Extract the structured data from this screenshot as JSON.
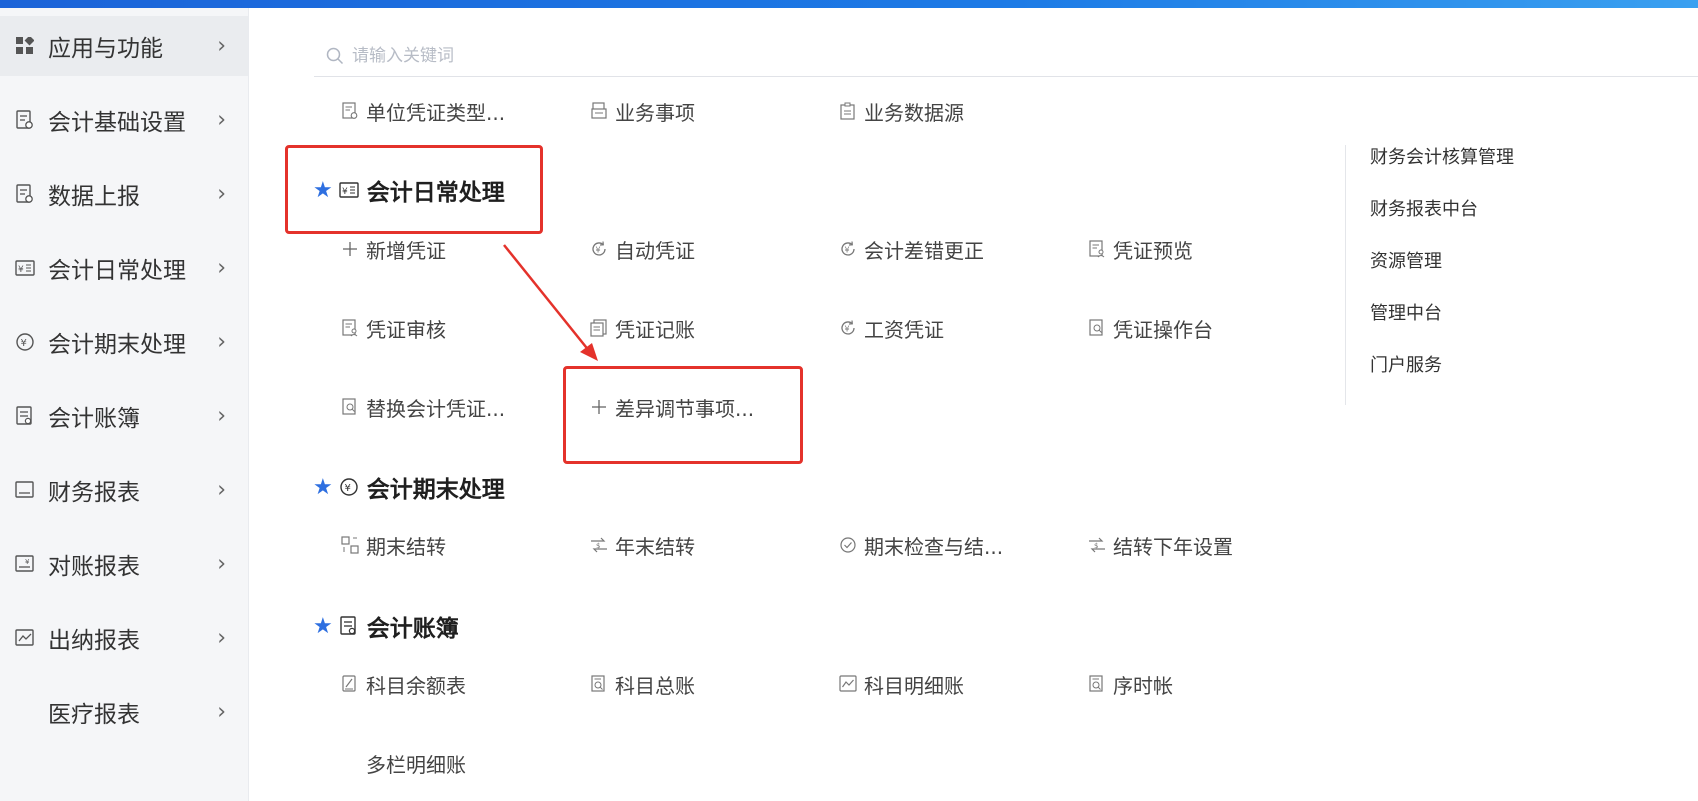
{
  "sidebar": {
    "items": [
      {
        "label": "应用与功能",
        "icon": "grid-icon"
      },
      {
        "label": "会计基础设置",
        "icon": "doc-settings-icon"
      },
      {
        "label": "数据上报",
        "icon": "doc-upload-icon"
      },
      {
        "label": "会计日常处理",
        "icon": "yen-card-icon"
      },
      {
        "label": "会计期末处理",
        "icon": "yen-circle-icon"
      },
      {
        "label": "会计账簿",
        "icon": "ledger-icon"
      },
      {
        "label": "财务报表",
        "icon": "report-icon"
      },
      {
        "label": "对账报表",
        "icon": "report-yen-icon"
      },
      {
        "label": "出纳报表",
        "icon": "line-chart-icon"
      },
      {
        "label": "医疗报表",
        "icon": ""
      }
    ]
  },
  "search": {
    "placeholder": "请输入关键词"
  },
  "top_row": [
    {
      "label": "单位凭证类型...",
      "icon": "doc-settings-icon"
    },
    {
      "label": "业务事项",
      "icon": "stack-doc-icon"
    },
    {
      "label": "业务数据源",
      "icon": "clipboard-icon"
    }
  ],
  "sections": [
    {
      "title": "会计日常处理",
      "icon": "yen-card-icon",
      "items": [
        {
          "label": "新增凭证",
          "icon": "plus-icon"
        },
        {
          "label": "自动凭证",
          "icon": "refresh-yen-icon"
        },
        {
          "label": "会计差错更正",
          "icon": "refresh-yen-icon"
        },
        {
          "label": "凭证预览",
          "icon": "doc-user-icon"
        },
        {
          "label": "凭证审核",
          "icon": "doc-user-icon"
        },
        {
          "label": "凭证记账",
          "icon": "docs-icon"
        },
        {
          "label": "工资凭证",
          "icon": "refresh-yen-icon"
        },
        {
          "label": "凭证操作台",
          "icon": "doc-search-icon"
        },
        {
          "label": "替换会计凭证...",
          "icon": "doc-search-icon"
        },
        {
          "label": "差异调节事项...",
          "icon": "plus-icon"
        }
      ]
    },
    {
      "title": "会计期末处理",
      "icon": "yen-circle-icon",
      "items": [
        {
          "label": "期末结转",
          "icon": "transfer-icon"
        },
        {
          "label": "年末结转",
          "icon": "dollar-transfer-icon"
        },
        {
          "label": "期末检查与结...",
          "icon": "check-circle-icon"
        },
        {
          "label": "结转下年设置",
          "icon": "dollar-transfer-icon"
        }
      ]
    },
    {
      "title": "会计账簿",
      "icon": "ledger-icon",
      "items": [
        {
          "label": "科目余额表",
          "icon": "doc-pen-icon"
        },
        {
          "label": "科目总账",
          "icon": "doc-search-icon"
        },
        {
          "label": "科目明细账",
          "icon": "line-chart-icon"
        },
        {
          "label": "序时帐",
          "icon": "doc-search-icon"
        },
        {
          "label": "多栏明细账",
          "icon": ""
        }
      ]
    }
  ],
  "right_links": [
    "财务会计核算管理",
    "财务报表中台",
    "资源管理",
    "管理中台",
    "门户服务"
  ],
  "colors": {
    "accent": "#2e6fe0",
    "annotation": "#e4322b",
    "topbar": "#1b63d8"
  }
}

──────

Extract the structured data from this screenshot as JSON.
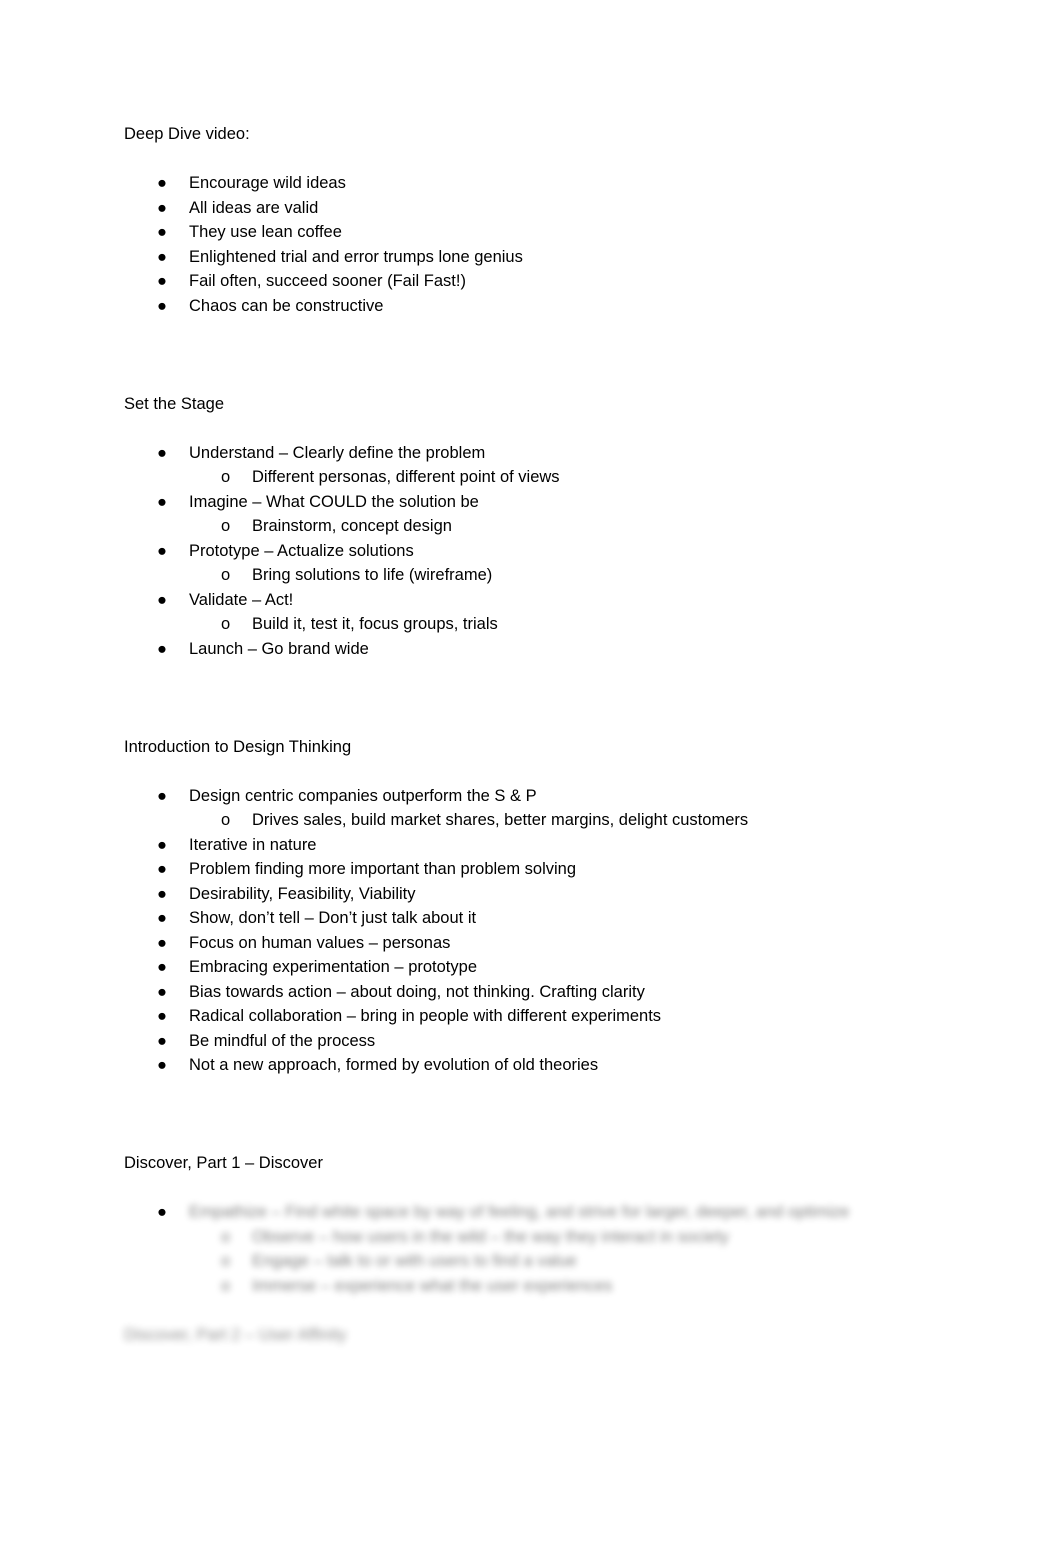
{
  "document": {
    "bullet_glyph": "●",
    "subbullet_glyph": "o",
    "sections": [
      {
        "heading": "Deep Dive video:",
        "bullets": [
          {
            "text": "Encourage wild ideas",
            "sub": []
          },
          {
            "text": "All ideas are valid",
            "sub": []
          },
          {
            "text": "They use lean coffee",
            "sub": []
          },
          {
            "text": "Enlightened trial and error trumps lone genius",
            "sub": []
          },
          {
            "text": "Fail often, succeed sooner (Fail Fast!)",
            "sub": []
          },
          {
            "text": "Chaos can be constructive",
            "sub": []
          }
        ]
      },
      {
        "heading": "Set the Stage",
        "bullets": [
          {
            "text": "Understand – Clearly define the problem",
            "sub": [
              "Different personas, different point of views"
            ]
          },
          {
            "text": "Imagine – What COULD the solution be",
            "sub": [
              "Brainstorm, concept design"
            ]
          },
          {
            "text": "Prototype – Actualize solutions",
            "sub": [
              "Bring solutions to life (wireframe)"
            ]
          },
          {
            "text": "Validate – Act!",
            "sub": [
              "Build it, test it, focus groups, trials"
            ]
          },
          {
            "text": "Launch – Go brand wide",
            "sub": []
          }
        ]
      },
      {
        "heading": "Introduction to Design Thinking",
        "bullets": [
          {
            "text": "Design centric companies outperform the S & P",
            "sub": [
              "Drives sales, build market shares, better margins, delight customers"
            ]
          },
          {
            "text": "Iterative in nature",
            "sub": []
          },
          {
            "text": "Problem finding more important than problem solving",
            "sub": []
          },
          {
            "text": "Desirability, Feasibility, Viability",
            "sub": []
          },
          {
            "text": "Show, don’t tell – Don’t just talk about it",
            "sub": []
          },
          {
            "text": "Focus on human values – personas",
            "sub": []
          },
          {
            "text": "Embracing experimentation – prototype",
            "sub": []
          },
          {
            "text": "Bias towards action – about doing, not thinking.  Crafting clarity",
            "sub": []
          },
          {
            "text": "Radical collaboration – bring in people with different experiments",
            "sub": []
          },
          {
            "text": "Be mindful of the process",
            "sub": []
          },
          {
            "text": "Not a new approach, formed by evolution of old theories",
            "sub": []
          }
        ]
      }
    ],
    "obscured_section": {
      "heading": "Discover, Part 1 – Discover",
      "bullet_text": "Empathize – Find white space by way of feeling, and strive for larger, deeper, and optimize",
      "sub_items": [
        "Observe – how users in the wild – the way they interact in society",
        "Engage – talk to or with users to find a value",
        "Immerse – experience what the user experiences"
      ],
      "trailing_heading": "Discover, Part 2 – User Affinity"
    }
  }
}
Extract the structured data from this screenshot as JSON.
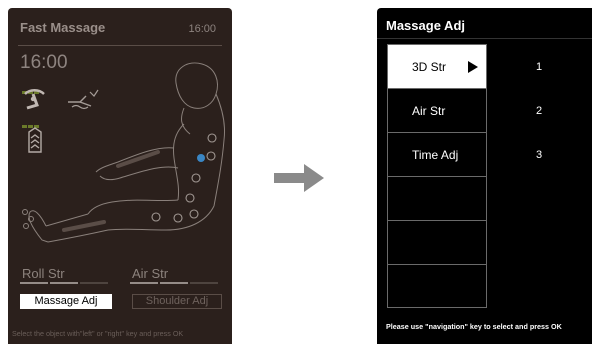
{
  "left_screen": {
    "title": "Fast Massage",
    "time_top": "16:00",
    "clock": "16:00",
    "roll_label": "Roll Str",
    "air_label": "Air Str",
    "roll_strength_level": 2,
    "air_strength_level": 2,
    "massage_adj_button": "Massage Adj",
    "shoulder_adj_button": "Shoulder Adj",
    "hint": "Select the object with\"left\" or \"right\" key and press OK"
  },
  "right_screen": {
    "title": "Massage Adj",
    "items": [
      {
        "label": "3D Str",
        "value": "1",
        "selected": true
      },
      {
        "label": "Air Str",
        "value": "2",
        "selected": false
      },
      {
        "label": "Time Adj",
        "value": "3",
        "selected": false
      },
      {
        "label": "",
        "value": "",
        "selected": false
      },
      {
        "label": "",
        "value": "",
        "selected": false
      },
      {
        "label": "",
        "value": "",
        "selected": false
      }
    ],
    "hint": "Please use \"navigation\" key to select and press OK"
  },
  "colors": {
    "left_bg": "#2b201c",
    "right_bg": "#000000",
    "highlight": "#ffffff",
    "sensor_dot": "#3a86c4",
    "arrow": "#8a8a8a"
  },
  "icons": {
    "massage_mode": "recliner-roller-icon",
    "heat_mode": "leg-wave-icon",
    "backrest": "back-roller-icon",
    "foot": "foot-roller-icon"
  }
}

──────

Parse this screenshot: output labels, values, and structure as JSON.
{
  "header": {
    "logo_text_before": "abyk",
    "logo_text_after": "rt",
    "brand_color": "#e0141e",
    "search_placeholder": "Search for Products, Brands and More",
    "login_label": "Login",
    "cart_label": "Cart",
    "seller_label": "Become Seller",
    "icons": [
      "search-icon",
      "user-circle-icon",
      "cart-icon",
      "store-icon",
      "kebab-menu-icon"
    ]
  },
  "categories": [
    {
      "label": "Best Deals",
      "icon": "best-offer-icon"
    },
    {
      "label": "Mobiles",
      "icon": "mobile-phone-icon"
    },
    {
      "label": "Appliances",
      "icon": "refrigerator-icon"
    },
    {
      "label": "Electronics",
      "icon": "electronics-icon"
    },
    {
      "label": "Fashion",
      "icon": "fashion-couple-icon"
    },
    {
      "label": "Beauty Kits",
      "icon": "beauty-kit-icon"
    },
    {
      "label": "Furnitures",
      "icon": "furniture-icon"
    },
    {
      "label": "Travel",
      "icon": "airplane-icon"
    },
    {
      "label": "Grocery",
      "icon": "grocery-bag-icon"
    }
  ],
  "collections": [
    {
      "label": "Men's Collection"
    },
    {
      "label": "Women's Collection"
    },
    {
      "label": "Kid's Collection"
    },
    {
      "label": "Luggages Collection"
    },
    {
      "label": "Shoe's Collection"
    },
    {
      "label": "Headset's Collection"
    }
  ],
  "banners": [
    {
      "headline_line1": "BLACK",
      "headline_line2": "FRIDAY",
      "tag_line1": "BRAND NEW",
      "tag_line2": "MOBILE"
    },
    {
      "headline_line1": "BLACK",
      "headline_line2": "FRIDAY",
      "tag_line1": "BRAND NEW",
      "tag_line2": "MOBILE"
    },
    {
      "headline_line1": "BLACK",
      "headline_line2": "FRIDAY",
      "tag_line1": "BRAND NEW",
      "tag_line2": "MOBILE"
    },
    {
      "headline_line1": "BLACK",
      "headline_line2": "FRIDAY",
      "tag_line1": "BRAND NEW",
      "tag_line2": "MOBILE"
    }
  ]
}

──────

● **Task details**
Look for lines containing the string "ideas" and copy them all.

● **Completed exercise**
            "text": "Encourage wild ideas",
            "text": "All ideas are valid",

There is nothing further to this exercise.